Challenge A:
In the text about Natalia's sources of inspiration, which song is Laurie Anderson best known for?

Text:
As much as the stars and their exoplanets provide inspiration, so do
other scientists and artists. Natalia turns to the avant-garde for artistic
inspiration. One of her favorites is Laurie Anderson, best known for her song
“O Superman,” who she discovered while working on her radio show. “She’s
a classically trained violinist but she was one of these pioneers of early
electronic music and synthesizers. Doing these multimedia performances
with movement and sensors and projection and video and her violin and
amplifiers and modifying her voice. Just a really incredible artist working in
the service of an idea, rather than focusing on one medium.” The intersection
of music, performance, introspection, and experimentation seems to be
Natalia’s sweet spot. She also loves Pauline Oliveros, the pioneer of “deep
listening,” and Meredith Monk, a composer and performance artist.
As for contemporaries, she draws inspiration from others at disciplinary
crossroads. One example is Chanda Prescod-Weinstein, a theoretical
physicist and Black feminist theorist who writes about science and society.
“She introduced this idea of white empiricism, which calls attention to how
scientists, often white, often male, are willing to believe in the possibility
of something unproveable, like string theory, and yet, won't believe that
racism is real, even when shown empirical evidence. She’s so cool, she’s
an icon. Social science faculty, astrophysics faculty, living the dream.”
Prescod-Weinstein was a mentor for Natalia during her time at MIT, helping
to shape her career goals. Nia Imara, a fellow artist and astronomer, is also a
role model for how Natalia can have a career in this space.
Natalia eagerly told me that she’s always looking for new inspiration and
peers. Part of her time is spent online searching for parts of university
culture that speak to her interests. “I’ll go to talks in fields completely
different from mine. That’s, I think, the first place to start. If you’re
interested in art, go to art shows. If you’re interested in social sciences, go
to social science talks. If you’re interested in social justice and activism, find
that part of your university and go to talks and go to teach-ins and literally
insert yourself in that community.” She stresses that a support system
is also crucial. Peers in her scientific research group go to her shows, take
photos of her at events, and help look over her talks. “You don’t have to
do it all yourself. That’s really crucial to making this happen, working with
other people.”

Challenge B:
Duplicate the part of the layout records that starts with the line containing "Erythroplak: Leukoplakia is" and runs through the end of the layout records, both ends included.

Layout records
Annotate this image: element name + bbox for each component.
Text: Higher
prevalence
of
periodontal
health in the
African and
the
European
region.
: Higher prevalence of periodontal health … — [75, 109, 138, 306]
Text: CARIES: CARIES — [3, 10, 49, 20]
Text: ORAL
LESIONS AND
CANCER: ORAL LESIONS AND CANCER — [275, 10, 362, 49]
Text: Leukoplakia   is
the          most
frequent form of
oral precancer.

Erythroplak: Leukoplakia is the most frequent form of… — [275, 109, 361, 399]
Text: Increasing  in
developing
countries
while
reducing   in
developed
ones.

Written reply A:
“O Superman”

Written reply B:
Erythroplak: Leukoplakia is the most frequent form of… — [275, 109, 361, 399]
Text: Increasing  in
developing
countries
while
reducing   in
developed
ones.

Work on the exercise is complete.